| Your instructions |
Leaving out every picture, quote the data below exactly as it appears.
────────
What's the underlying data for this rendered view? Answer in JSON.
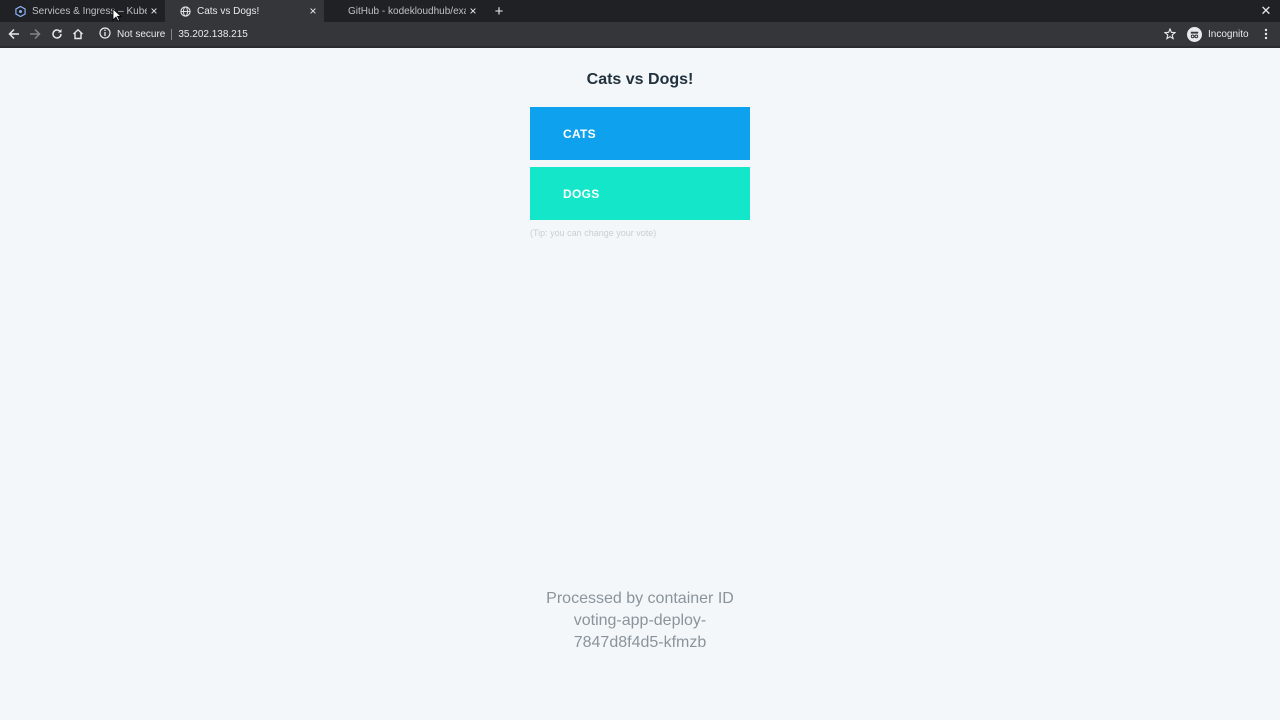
{
  "browser": {
    "tabs": [
      {
        "title": "Services & Ingress – Kubernetes",
        "icon": "kubernetes-icon",
        "active": false
      },
      {
        "title": "Cats vs Dogs!",
        "icon": "globe-icon",
        "active": true
      },
      {
        "title": "GitHub - kodekloudhub/example-voting-app",
        "icon": "github-icon",
        "active": false
      }
    ],
    "security_label": "Not secure",
    "url": "35.202.138.215",
    "profile_label": "Incognito"
  },
  "page": {
    "title": "Cats vs Dogs!",
    "options": [
      {
        "label": "CATS",
        "color": "#0ea1ed"
      },
      {
        "label": "DOGS",
        "color": "#14e7c9"
      }
    ],
    "tip": "(Tip: you can change your vote)",
    "footer": {
      "line1": "Processed by container ID",
      "line2": "voting-app-deploy-",
      "line3": "7847d8f4d5-kfmzb"
    }
  },
  "colors": {
    "chrome_dark": "#202124",
    "chrome_toolbar": "#35363a",
    "page_bg": "#f4f7fa",
    "heading": "#20323d",
    "footer_text": "#8a949c"
  }
}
────────
| Written answer |
What's the underlying data for this rendered view? Answer in JSON.
{
  "browser": {
    "tabs": [
      {
        "title": "Services & Ingress – Kubernetes",
        "icon": "kubernetes-icon",
        "active": false
      },
      {
        "title": "Cats vs Dogs!",
        "icon": "globe-icon",
        "active": true
      },
      {
        "title": "GitHub - kodekloudhub/example-voting-app",
        "icon": "github-icon",
        "active": false
      }
    ],
    "security_label": "Not secure",
    "url": "35.202.138.215",
    "profile_label": "Incognito"
  },
  "page": {
    "title": "Cats vs Dogs!",
    "options": [
      {
        "label": "CATS",
        "color": "#0ea1ed"
      },
      {
        "label": "DOGS",
        "color": "#14e7c9"
      }
    ],
    "tip": "(Tip: you can change your vote)",
    "footer": {
      "line1": "Processed by container ID",
      "line2": "voting-app-deploy-",
      "line3": "7847d8f4d5-kfmzb"
    }
  },
  "colors": {
    "chrome_dark": "#202124",
    "chrome_toolbar": "#35363a",
    "page_bg": "#f4f7fa",
    "heading": "#20323d",
    "footer_text": "#8a949c"
  }
}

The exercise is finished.